* Exercise
Write out the whole listing, matching it exactly.
......
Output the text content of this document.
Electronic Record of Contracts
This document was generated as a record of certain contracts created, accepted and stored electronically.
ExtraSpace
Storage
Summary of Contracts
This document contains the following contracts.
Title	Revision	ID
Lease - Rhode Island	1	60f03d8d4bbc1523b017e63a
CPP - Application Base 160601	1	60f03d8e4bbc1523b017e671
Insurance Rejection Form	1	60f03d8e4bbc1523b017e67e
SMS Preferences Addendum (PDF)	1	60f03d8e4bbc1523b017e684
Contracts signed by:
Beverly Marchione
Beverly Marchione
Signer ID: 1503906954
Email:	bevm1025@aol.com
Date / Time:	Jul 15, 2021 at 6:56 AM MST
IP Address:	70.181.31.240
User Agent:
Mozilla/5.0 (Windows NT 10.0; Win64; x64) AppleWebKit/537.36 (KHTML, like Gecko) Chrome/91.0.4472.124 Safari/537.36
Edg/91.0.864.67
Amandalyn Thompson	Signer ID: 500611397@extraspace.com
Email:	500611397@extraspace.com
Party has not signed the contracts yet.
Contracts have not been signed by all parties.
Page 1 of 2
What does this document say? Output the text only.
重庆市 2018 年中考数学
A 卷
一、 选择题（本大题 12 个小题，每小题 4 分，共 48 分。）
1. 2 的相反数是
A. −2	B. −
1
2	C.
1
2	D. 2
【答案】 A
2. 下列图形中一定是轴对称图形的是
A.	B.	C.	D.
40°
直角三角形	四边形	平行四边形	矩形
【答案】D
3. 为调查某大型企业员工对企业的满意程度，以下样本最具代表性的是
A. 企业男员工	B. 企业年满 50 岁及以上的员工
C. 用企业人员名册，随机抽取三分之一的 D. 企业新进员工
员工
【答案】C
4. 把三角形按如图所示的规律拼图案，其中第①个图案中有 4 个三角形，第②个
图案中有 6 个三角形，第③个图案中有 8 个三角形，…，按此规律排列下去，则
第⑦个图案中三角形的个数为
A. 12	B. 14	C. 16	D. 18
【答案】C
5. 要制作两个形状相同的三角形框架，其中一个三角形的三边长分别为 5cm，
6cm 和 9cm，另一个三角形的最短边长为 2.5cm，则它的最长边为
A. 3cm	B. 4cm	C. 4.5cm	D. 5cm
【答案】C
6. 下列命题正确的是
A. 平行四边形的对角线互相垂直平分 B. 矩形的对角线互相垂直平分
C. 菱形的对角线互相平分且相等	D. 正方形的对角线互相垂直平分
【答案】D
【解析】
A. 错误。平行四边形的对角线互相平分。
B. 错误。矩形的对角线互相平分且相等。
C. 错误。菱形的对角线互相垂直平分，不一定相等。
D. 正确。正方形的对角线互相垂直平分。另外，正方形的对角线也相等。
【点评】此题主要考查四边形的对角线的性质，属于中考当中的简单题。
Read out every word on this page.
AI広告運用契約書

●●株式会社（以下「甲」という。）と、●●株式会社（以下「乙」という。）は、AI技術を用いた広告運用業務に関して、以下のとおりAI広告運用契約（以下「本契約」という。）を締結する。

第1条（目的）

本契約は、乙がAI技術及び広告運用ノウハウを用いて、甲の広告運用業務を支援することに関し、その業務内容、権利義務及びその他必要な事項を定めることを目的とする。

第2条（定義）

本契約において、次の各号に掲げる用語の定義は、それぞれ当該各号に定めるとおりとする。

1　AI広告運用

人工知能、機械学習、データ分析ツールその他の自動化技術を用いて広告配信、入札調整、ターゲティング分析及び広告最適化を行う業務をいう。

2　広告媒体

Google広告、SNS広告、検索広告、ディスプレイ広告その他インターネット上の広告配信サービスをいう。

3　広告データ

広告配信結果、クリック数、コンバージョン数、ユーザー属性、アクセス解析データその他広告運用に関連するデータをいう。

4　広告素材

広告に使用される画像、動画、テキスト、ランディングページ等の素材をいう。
......
* Result
Output the text content of this document.
Electronic Record of Contracts
This document was generated as a record of certain contracts created, accepted and stored electronically.
ExtraSpace
Storage
Summary of Contracts
This document contains the following contracts.
Title	Revision	ID
Lease - Rhode Island	1	60f03d8d4bbc1523b017e63a
CPP - Application Base 160601	1	60f03d8e4bbc1523b017e671
Insurance Rejection Form	1	60f03d8e4bbc1523b017e67e
SMS Preferences Addendum (PDF)	1	60f03d8e4bbc1523b017e684
Contracts signed by:
Beverly Marchione
Beverly Marchione
Signer ID: 1503906954
Email:	bevm1025@aol.com
Date / Time:	Jul 15, 2021 at 6:56 AM MST
IP Address:	70.181.31.240
User Agent:
Mozilla/5.0 (Windows NT 10.0; Win64; x64) AppleWebKit/537.36 (KHTML, like Gecko) Chrome/91.0.4472.124 Safari/537.36
Edg/91.0.864.67
Amandalyn Thompson	Signer ID: 500611397@extraspace.com
Email:	500611397@extraspace.com
Party has not signed the contracts yet.
Contracts have not been signed by all parties.
Page 1 of 2
What does this document say? Output the text only.
重庆市 2018 年中考数学
A 卷
一、 选择题（本大题 12 个小题，每小题 4 分，共 48 分。）
1. 2 的相反数是
A. −2	B. −
1
2	C.
1
2	D. 2
【答案】 A
2. 下列图形中一定是轴对称图形的是
A.	B.	C.	D.
40°
直角三角形	四边形	平行四边形	矩形
【答案】D
3. 为调查某大型企业员工对企业的满意程度，以下样本最具代表性的是
A. 企业男员工	B. 企业年满 50 岁及以上的员工
C. 用企业人员名册，随机抽取三分之一的 D. 企业新进员工
员工
【答案】C
4. 把三角形按如图所示的规律拼图案，其中第①个图案中有 4 个三角形，第②个
图案中有 6 个三角形，第③个图案中有 8 个三角形，…，按此规律排列下去，则
第⑦个图案中三角形的个数为
A. 12	B. 14	C. 16	D. 18
【答案】C
5. 要制作两个形状相同的三角形框架，其中一个三角形的三边长分别为 5cm，
6cm 和 9cm，另一个三角形的最短边长为 2.5cm，则它的最长边为
A. 3cm	B. 4cm	C. 4.5cm	D. 5cm
【答案】C
6. 下列命题正确的是
A. 平行四边形的对角线互相垂直平分 B. 矩形的对角线互相垂直平分
C. 菱形的对角线互相平分且相等	D. 正方形的对角线互相垂直平分
【答案】D
【解析】
A. 错误。平行四边形的对角线互相平分。
B. 错误。矩形的对角线互相平分且相等。
C. 错误。菱形的对角线互相垂直平分，不一定相等。
D. 正确。正方形的对角线互相垂直平分。另外，正方形的对角线也相等。
【点评】此题主要考查四边形的对角线的性质，属于中考当中的简单题。
Read out every word on this page.
AI広告運用契約書

●●株式会社（以下「甲」という。）と、●●株式会社（以下「乙」という。）は、AI技術を用いた広告運用業務に関して、以下のとおりAI広告運用契約（以下「本契約」という。）を締結する。

第1条（目的）

本契約は、乙がAI技術及び広告運用ノウハウを用いて、甲の広告運用業務を支援することに関し、その業務内容、権利義務及びその他必要な事項を定めることを目的とする。

第2条（定義）

本契約において、次の各号に掲げる用語の定義は、それぞれ当該各号に定めるとおりとする。

1　AI広告運用

人工知能、機械学習、データ分析ツールその他の自動化技術を用いて広告配信、入札調整、ターゲティング分析及び広告最適化を行う業務をいう。

2　広告媒体

Google広告、SNS広告、検索広告、ディスプレイ広告その他インターネット上の広告配信サービスをいう。

3　広告データ

広告配信結果、クリック数、コンバージョン数、ユーザー属性、アクセス解析データその他広告運用に関連するデータをいう。

4　広告素材

広告に使用される画像、動画、テキスト、ランディングページ等の素材をいう。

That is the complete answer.